**WHAT YOU NEED TO DO**
Pick out each line of the records that includes the string "Boston", and copy it.

**EXERCISE DATA**
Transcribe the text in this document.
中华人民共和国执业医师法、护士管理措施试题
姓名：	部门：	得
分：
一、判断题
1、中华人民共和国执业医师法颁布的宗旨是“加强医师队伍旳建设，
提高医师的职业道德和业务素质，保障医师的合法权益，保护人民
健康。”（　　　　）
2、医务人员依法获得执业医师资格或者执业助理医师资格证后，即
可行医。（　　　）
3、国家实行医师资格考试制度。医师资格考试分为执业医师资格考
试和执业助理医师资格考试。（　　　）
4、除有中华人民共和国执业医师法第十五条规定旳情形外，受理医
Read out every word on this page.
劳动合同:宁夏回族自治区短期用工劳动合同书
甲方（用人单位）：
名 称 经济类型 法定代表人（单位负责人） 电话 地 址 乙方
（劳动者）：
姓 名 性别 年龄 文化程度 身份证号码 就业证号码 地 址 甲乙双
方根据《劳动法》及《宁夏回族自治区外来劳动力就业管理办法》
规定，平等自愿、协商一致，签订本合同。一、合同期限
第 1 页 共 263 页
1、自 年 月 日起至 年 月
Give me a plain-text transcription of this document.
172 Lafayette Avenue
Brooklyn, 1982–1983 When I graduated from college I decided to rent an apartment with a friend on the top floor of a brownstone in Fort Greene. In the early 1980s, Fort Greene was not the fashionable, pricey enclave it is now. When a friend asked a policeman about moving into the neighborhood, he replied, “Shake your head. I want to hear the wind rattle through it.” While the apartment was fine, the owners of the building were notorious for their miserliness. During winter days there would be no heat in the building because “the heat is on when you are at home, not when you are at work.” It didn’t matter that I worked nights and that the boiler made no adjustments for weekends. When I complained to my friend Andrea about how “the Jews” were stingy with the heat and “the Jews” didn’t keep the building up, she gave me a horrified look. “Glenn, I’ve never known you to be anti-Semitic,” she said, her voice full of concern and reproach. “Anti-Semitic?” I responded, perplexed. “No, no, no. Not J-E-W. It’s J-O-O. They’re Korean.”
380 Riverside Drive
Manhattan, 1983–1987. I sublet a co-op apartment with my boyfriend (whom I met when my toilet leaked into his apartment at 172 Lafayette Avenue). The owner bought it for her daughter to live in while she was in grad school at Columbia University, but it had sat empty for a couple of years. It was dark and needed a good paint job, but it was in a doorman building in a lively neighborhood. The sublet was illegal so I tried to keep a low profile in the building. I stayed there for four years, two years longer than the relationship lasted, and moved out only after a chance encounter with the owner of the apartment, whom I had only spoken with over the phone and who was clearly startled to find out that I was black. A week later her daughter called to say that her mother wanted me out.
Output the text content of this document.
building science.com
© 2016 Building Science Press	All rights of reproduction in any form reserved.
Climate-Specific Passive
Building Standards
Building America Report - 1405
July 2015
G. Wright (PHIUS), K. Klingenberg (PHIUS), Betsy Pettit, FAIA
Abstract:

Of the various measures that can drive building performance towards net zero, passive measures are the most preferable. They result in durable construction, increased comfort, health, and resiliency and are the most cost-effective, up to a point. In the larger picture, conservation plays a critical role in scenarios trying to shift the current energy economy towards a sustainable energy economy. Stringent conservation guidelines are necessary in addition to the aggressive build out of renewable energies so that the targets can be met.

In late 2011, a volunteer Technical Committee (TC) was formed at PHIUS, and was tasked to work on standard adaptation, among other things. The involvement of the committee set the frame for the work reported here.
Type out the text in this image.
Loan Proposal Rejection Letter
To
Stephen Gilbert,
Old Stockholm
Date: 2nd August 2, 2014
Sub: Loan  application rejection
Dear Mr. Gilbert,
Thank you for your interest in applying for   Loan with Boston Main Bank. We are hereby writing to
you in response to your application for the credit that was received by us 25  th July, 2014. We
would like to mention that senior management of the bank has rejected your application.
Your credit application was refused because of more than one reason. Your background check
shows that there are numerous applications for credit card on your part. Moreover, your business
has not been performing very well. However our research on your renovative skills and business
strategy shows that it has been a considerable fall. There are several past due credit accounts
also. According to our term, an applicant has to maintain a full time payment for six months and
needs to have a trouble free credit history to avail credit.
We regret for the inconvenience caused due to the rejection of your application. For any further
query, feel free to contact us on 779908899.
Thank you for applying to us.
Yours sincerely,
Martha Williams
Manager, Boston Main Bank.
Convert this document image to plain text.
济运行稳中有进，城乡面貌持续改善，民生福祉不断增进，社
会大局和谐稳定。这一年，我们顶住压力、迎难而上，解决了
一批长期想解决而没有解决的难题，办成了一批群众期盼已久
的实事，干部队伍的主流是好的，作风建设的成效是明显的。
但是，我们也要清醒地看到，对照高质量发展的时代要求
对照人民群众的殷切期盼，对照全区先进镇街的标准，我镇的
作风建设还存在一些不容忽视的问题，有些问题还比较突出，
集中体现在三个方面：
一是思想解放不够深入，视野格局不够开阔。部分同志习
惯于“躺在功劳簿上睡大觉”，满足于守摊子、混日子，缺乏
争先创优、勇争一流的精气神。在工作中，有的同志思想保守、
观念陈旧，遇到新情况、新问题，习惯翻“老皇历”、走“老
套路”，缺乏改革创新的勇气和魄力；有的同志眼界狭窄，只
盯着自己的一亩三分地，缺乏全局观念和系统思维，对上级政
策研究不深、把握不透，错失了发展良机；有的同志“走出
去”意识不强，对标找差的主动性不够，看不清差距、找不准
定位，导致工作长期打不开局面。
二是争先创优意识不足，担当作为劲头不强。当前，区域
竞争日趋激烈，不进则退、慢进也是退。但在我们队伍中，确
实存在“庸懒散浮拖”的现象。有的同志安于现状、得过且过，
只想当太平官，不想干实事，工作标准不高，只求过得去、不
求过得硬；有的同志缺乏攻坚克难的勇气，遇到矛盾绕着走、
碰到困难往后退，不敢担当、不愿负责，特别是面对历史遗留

**FINISHED ANSWER**
Thank you for your interest in applying for   Loan with Boston Main Bank. We are hereby writing to
Manager, Boston Main Bank.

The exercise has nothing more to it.